> [INSTRUCTION]:
Gather up all lines that carry the word "this".

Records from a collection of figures

◆ ◆ ◆ ◆ ◆

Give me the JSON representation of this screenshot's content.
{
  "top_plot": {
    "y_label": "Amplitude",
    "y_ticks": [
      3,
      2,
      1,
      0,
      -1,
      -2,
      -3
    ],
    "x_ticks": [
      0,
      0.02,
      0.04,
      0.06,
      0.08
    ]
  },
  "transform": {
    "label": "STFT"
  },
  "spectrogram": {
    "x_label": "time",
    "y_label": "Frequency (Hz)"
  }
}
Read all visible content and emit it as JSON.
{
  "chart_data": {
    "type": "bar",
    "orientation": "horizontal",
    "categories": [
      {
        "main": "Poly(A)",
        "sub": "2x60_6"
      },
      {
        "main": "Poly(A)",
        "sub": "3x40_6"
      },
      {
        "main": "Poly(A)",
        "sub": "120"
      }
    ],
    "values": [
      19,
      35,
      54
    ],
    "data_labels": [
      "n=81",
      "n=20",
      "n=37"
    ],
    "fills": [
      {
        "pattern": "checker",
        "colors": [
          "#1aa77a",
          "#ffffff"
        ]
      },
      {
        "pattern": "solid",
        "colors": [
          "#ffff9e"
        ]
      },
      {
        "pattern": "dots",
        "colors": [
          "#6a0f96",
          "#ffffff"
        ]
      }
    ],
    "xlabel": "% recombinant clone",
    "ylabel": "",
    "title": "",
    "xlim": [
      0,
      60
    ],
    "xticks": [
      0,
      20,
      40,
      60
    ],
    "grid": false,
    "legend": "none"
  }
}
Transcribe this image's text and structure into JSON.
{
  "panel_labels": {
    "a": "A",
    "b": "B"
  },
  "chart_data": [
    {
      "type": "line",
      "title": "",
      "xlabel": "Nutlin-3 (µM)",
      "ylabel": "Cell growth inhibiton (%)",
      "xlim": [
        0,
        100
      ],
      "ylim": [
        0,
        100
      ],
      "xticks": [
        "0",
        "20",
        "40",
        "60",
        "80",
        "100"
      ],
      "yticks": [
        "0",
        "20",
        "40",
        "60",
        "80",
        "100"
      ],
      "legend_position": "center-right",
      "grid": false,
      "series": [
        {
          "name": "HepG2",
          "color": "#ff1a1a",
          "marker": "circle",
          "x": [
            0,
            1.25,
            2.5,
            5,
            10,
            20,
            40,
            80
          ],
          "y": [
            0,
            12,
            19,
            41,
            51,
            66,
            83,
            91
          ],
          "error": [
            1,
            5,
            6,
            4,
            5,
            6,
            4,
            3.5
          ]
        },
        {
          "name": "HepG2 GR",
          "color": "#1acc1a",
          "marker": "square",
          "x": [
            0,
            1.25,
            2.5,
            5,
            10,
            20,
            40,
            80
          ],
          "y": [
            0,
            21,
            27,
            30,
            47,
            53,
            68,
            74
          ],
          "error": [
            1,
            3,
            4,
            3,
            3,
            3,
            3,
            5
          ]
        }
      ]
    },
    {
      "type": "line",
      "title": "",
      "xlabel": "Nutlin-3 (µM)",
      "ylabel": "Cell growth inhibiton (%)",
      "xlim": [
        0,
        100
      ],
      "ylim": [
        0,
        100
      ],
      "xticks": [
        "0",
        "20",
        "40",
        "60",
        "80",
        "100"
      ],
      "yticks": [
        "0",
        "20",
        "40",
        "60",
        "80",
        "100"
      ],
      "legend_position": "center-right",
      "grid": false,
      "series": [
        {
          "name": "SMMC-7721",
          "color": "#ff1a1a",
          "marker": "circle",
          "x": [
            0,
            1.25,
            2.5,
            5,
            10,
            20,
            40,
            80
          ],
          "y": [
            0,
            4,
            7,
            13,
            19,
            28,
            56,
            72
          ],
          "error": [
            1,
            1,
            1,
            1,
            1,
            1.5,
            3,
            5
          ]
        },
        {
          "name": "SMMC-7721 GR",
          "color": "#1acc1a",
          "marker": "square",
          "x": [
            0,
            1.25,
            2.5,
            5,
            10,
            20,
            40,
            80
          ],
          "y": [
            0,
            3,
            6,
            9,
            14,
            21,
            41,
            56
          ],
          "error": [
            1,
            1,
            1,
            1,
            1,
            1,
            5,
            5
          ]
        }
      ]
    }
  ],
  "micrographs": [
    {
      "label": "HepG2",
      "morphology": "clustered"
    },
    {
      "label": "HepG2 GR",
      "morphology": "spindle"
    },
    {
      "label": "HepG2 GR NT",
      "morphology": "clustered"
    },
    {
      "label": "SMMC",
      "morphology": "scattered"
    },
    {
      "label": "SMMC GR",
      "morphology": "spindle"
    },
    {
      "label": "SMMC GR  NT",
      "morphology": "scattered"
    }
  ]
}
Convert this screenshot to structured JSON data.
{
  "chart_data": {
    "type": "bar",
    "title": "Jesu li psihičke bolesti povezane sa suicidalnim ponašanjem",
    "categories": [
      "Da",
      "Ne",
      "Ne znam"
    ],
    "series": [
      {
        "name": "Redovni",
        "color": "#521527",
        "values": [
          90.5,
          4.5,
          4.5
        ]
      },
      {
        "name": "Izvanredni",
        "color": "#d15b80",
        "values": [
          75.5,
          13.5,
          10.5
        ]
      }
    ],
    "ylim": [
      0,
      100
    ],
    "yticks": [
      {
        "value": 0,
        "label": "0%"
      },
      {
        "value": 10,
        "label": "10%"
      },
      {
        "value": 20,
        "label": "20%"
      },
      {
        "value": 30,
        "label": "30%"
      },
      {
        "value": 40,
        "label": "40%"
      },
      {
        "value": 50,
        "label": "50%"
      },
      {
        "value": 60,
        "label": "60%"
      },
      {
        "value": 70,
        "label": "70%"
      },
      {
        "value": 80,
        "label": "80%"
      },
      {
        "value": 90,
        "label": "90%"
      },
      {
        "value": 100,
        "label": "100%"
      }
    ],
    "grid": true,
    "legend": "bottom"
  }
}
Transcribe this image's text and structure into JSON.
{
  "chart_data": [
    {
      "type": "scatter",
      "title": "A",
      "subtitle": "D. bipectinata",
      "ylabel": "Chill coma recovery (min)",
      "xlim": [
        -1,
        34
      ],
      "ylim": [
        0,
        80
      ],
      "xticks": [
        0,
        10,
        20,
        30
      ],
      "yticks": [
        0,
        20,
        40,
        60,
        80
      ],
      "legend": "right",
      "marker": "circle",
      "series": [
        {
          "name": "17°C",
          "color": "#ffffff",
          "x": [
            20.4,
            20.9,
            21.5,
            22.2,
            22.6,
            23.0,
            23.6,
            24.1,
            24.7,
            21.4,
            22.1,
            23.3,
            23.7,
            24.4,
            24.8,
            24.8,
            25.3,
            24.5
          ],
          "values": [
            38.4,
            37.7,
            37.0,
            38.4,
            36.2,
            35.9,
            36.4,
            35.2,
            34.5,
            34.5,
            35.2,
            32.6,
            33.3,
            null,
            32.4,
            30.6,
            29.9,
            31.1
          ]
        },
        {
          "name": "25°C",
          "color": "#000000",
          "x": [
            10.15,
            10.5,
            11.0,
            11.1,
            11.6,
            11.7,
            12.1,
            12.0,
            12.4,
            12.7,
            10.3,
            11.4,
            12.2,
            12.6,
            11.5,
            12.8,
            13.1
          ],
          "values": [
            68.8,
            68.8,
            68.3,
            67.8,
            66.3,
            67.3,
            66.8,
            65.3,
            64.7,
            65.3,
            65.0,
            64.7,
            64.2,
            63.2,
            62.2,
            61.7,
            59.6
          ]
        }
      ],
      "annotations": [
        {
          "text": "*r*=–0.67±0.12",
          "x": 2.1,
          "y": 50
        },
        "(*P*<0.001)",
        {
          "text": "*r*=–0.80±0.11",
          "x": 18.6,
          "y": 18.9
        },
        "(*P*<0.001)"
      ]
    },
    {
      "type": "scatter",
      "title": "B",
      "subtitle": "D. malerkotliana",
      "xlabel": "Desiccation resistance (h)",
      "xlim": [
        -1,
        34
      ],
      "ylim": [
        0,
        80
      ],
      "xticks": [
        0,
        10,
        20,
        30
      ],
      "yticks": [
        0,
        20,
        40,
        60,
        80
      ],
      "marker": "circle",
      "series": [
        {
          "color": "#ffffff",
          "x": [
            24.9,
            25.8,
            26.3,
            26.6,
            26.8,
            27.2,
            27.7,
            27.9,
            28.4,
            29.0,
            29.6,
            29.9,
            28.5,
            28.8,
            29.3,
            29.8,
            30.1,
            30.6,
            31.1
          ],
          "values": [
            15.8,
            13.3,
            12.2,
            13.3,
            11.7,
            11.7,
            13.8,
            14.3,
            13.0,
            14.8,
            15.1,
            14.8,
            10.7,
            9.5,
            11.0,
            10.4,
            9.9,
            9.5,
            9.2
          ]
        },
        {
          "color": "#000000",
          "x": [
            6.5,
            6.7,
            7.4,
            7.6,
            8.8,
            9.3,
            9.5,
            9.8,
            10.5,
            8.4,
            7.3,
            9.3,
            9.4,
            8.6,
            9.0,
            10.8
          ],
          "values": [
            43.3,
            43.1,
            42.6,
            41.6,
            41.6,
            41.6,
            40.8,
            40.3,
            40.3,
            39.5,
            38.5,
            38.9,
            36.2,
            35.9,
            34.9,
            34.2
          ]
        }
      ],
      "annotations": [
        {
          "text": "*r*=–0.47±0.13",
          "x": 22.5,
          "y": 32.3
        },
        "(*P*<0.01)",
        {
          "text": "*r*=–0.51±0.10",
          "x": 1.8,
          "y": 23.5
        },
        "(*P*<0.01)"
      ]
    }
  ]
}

◆ ◆ ◆ ◆ ◆

> [EXERCISE RESULT]:
Give me the JSON representation of this screenshot's content.
Transcribe this image's text and structure into JSON.
Convert this screenshot to structured JSON data.
Transcribe this image's text and structure into JSON.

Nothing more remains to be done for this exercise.